Source records:
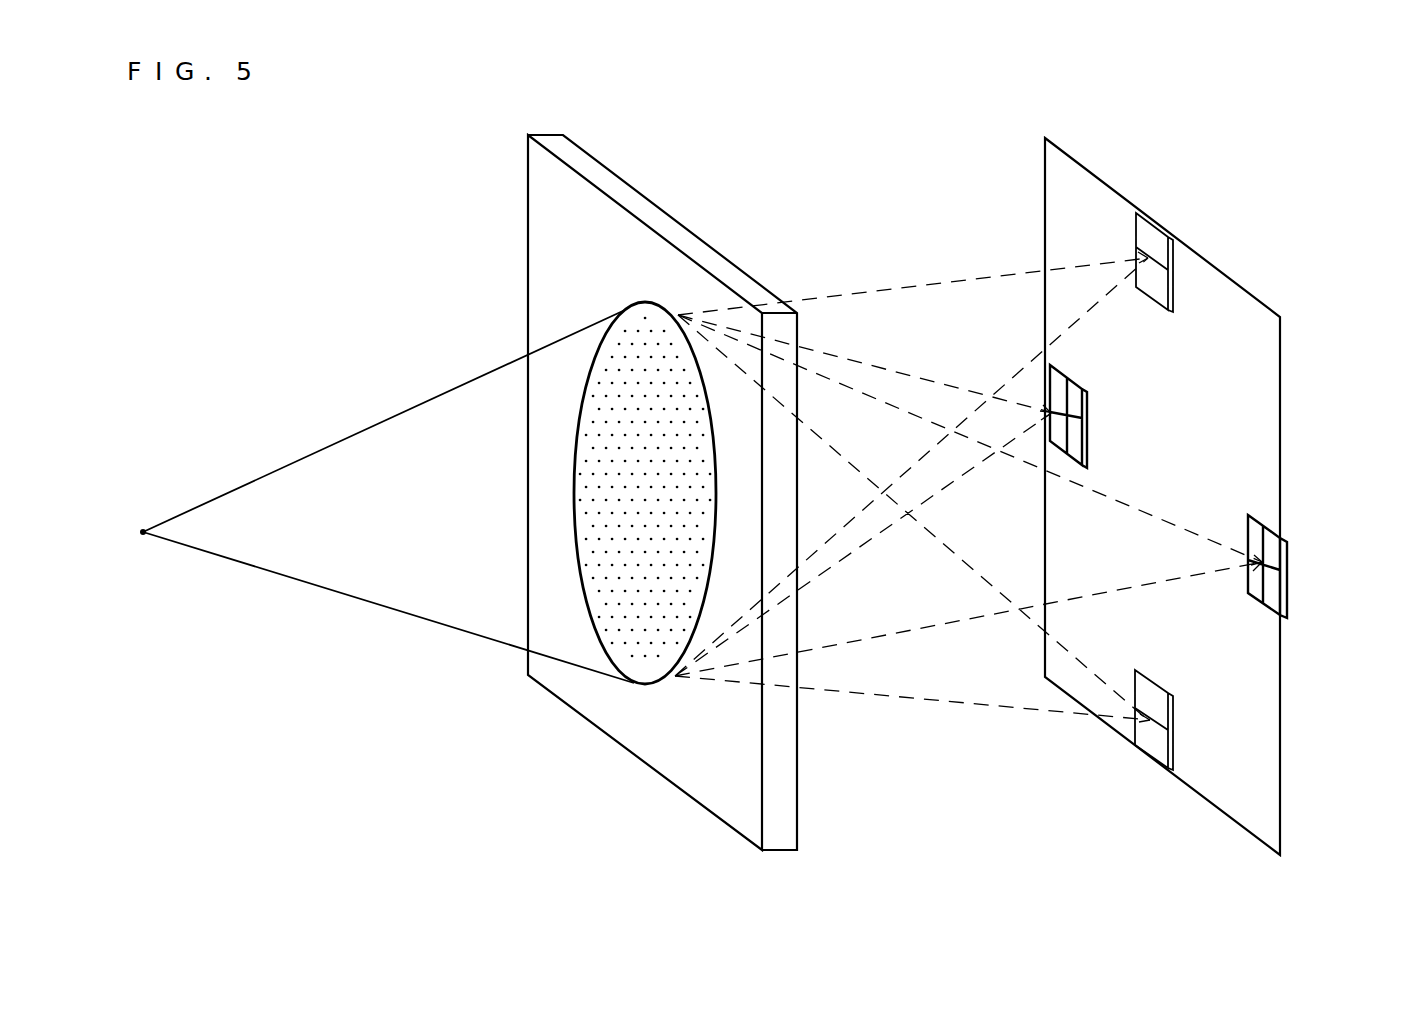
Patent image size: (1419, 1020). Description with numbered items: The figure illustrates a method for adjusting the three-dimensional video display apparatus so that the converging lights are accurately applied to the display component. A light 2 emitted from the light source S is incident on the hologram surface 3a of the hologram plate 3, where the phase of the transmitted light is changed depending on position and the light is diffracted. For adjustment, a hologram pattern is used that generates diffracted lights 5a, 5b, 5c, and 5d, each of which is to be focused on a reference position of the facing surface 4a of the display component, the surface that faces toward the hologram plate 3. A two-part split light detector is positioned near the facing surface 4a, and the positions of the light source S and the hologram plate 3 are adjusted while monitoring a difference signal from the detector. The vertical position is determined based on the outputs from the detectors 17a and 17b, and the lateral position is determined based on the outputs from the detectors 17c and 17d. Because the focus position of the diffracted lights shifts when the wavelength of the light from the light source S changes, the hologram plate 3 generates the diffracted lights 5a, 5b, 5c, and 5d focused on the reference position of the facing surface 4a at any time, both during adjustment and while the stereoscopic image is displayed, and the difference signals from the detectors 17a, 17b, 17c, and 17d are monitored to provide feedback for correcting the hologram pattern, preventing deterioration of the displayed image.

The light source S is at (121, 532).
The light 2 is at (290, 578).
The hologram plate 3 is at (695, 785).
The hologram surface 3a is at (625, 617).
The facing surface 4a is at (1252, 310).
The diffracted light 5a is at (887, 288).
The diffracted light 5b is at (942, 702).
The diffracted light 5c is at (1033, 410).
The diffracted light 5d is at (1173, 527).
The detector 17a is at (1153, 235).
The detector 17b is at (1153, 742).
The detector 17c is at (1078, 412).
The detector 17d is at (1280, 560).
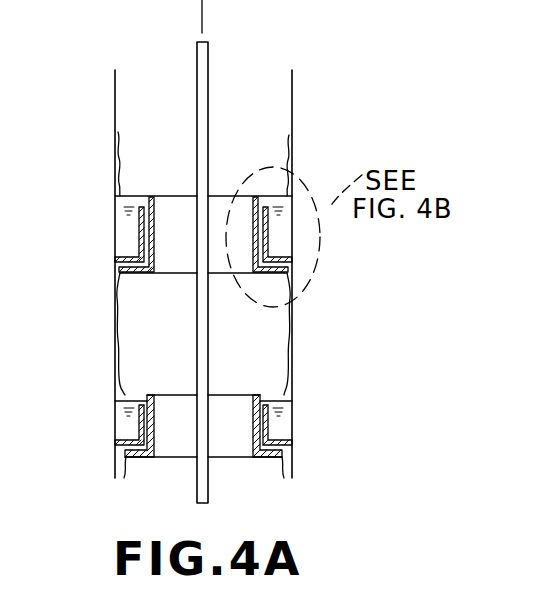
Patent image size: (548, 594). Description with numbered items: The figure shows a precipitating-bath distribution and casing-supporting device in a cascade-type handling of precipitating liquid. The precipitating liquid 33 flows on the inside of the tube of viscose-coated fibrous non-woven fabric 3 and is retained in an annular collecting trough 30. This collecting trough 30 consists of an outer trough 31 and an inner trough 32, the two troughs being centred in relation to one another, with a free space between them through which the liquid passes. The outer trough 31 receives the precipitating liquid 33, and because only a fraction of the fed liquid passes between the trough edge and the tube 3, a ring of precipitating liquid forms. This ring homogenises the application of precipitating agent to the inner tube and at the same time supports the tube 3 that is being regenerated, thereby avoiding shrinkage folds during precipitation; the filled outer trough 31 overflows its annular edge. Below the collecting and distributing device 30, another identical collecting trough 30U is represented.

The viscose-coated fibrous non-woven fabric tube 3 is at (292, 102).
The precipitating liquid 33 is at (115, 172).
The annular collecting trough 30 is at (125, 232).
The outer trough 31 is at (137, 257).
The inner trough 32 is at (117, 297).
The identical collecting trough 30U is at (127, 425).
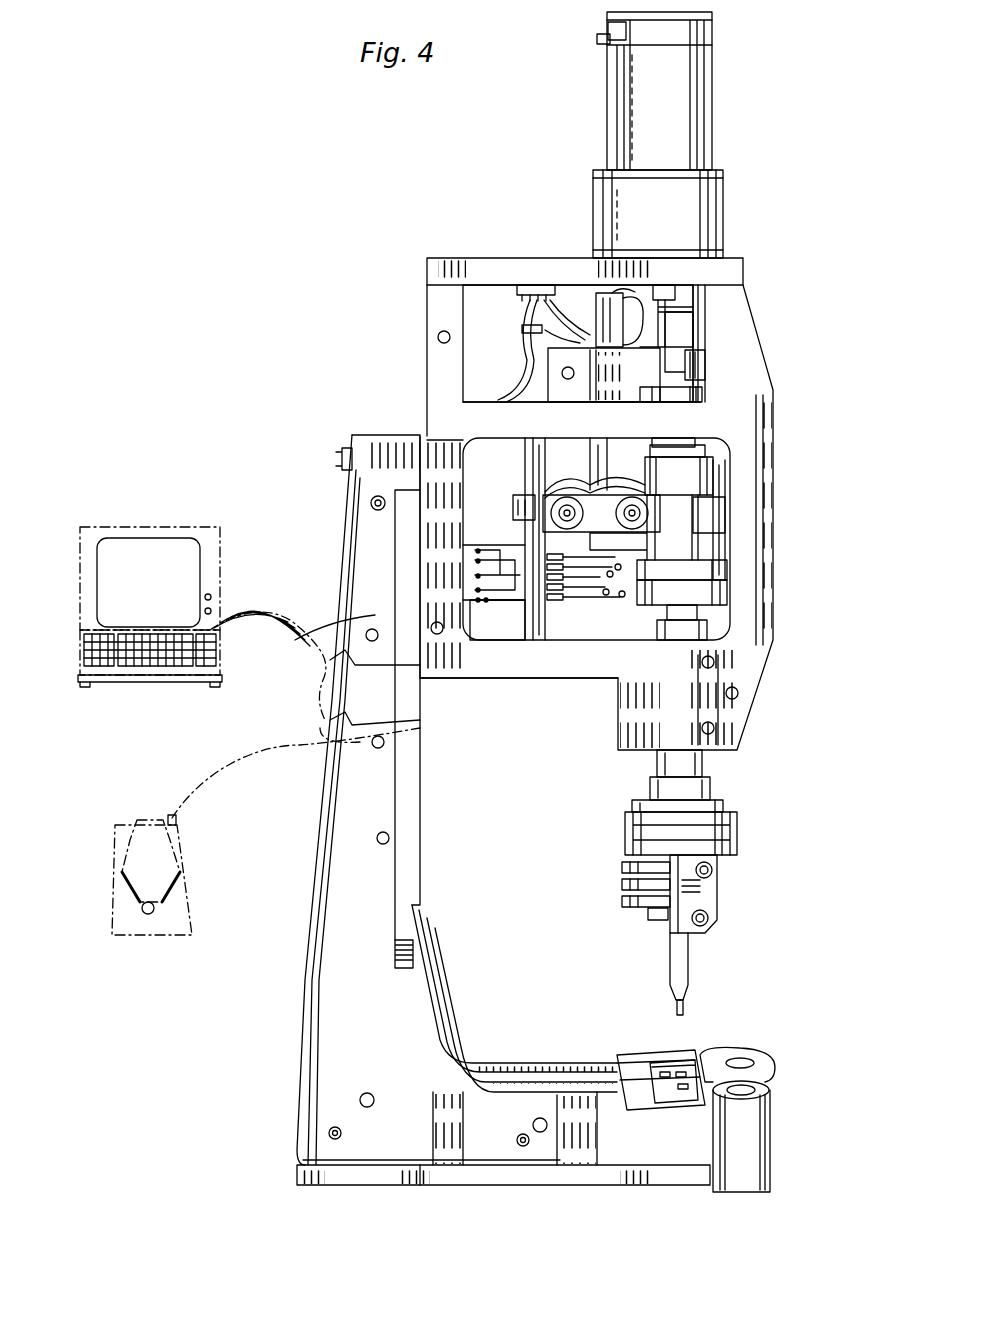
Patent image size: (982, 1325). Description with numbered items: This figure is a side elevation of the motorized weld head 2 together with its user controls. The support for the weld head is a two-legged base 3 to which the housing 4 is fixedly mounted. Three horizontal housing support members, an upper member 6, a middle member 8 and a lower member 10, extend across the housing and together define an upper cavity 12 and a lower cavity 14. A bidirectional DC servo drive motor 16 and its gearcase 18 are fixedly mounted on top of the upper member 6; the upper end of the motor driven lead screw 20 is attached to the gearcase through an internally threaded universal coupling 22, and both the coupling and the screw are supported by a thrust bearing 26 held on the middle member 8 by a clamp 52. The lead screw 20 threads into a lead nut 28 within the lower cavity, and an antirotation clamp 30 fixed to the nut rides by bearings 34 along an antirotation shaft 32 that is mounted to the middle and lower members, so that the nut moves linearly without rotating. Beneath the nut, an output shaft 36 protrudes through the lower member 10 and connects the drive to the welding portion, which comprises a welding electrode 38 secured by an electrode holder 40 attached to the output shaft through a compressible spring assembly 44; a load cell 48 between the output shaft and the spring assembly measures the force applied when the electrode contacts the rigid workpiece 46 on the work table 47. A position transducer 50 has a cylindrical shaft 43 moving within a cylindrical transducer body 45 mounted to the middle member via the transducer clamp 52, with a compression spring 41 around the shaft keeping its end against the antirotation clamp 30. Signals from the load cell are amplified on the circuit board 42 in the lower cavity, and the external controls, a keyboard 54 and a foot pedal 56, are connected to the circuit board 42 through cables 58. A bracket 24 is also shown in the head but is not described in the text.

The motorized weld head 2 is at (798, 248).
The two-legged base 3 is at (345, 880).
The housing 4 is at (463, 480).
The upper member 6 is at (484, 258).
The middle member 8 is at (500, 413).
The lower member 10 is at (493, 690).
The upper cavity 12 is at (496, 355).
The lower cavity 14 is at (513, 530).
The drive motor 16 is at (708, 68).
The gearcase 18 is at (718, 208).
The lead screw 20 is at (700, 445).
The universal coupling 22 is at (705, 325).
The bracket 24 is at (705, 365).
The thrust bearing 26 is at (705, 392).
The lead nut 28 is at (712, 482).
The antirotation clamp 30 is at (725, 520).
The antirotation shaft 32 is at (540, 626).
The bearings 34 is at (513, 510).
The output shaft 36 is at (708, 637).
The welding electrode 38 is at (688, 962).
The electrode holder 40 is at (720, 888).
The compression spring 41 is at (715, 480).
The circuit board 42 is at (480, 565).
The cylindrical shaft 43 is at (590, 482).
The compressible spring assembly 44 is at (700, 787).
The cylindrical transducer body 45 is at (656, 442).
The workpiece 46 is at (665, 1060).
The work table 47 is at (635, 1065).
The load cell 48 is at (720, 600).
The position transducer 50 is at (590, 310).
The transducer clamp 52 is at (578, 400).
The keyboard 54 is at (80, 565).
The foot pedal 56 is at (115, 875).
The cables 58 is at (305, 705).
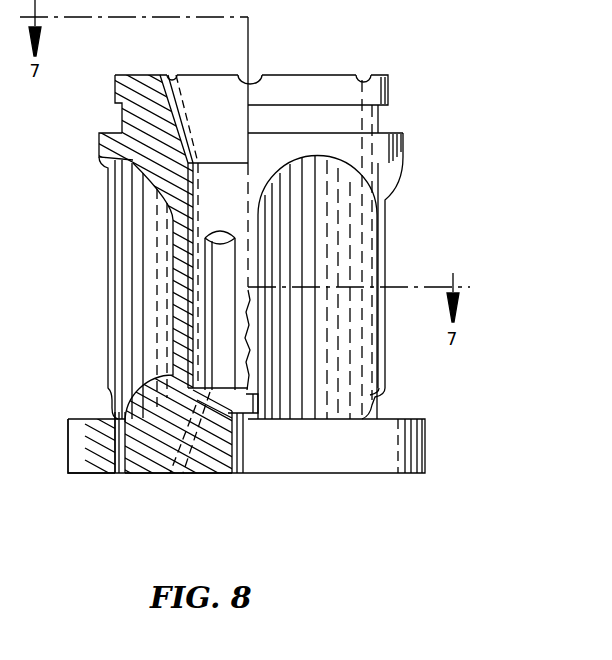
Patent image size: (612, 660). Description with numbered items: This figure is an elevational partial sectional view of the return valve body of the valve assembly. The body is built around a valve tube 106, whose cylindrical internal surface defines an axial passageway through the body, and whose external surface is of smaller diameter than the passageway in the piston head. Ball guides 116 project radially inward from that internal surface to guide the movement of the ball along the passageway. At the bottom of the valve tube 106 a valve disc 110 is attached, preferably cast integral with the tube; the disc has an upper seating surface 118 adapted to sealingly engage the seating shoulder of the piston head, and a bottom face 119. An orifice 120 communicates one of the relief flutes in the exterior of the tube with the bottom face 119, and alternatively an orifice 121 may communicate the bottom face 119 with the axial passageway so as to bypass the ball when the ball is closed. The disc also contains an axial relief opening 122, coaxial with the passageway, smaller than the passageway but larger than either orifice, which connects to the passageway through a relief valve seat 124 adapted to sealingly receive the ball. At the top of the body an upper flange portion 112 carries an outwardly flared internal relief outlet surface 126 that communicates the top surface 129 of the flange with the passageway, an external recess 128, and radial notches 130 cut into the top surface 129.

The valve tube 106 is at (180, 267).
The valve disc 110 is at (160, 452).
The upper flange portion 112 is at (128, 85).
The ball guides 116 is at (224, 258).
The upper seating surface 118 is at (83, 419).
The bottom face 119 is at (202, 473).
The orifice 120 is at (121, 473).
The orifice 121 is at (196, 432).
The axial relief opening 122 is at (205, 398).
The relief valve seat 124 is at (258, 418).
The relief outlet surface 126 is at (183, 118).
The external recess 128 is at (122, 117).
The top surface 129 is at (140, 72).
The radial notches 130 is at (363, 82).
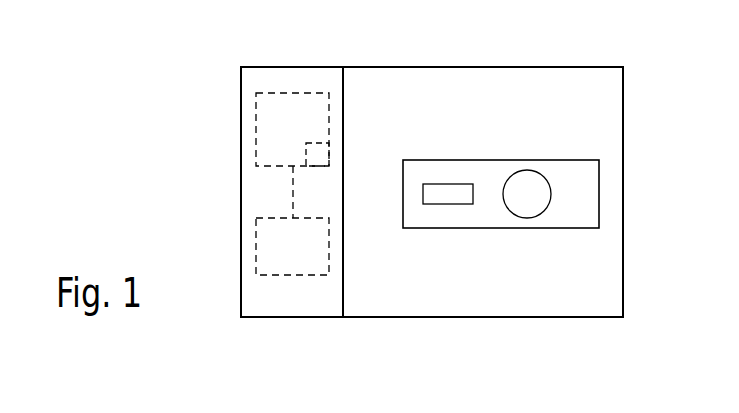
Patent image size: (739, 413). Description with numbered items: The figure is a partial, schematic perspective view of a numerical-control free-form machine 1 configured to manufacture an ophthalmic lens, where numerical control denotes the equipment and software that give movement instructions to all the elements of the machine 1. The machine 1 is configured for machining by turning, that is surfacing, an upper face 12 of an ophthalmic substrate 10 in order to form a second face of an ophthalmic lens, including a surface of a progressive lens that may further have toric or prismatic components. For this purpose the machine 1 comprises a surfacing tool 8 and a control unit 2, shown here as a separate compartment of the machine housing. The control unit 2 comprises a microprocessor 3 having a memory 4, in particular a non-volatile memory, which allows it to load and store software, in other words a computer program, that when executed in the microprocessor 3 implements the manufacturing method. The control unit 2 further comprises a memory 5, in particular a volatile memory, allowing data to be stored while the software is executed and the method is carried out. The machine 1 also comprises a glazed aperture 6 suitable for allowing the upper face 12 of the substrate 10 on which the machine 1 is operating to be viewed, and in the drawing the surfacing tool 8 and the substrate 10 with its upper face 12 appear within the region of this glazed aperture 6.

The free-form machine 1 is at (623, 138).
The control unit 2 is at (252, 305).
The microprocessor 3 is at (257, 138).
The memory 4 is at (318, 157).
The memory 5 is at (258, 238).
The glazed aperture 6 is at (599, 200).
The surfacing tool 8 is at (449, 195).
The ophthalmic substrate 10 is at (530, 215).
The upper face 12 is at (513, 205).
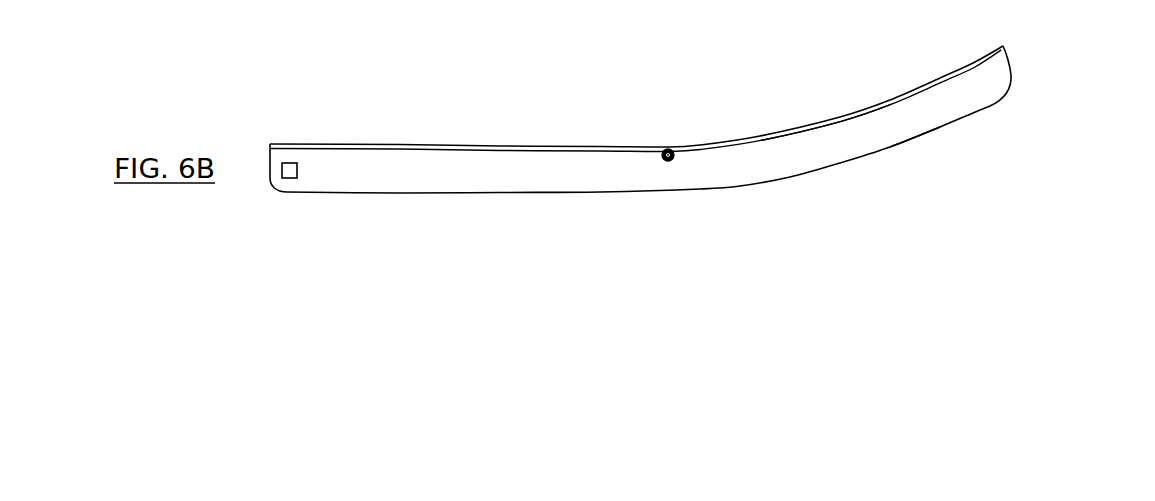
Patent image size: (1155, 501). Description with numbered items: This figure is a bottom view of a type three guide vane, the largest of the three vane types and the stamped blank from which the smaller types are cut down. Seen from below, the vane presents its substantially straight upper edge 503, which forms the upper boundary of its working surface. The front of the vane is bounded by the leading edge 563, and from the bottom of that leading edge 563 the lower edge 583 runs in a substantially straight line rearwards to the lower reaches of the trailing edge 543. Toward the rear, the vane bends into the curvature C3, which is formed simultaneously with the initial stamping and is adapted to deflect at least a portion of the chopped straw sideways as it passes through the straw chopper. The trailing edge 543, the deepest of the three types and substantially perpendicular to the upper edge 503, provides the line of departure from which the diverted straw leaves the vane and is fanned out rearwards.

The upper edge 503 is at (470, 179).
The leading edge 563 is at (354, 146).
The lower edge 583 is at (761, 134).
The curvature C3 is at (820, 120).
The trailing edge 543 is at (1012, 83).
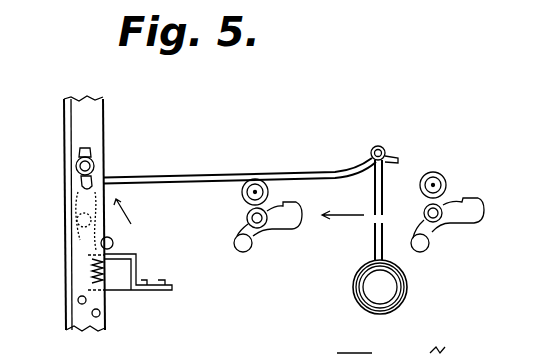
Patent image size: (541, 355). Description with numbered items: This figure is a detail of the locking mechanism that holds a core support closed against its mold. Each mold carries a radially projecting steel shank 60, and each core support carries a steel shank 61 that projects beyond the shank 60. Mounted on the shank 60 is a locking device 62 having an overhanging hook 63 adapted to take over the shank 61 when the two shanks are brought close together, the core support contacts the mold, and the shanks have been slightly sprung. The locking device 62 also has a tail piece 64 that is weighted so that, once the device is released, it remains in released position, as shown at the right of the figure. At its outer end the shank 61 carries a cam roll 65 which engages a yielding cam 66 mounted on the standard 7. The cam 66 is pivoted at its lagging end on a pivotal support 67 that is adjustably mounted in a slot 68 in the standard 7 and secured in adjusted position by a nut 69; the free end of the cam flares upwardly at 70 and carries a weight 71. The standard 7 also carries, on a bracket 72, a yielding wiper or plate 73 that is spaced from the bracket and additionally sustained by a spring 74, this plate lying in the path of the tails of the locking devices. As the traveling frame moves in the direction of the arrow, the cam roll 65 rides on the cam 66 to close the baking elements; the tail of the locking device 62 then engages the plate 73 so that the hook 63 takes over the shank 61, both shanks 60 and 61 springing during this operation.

Directions: Copy out the stretch of records from the line containing "Patent image size: (548, 594)." through the line containing "The inner trough 32 is at (117, 297).", word for word.

Response:
Patent image size: (548, 594). Description with numbered items: The figure shows a precipitating-bath distribution and casing-supporting device in a cascade-type handling of precipitating liquid. The precipitating liquid 33 flows on the inside of the tube of viscose-coated fibrous non-woven fabric 3 and is retained in an annular collecting trough 30. This collecting trough 30 consists of an outer trough 31 and an inner trough 32, the two troughs being centred in relation to one another, with a free space between them through which the liquid passes. The outer trough 31 receives the precipitating liquid 33, and because only a fraction of the fed liquid passes between the trough edge and the tube 3, a ring of precipitating liquid forms. This ring homogenises the application of precipitating agent to the inner tube and at the same time supports the tube 3 that is being regenerated, thereby avoiding shrinkage folds during precipitation; the filled outer trough 31 overflows its annular edge. Below the collecting and distributing device 30, another identical collecting trough 30U is represented.

The viscose-coated fibrous non-woven fabric tube 3 is at (292, 102).
The precipitating liquid 33 is at (115, 172).
The annular collecting trough 30 is at (125, 232).
The outer trough 31 is at (137, 257).
The inner trough 32 is at (117, 297).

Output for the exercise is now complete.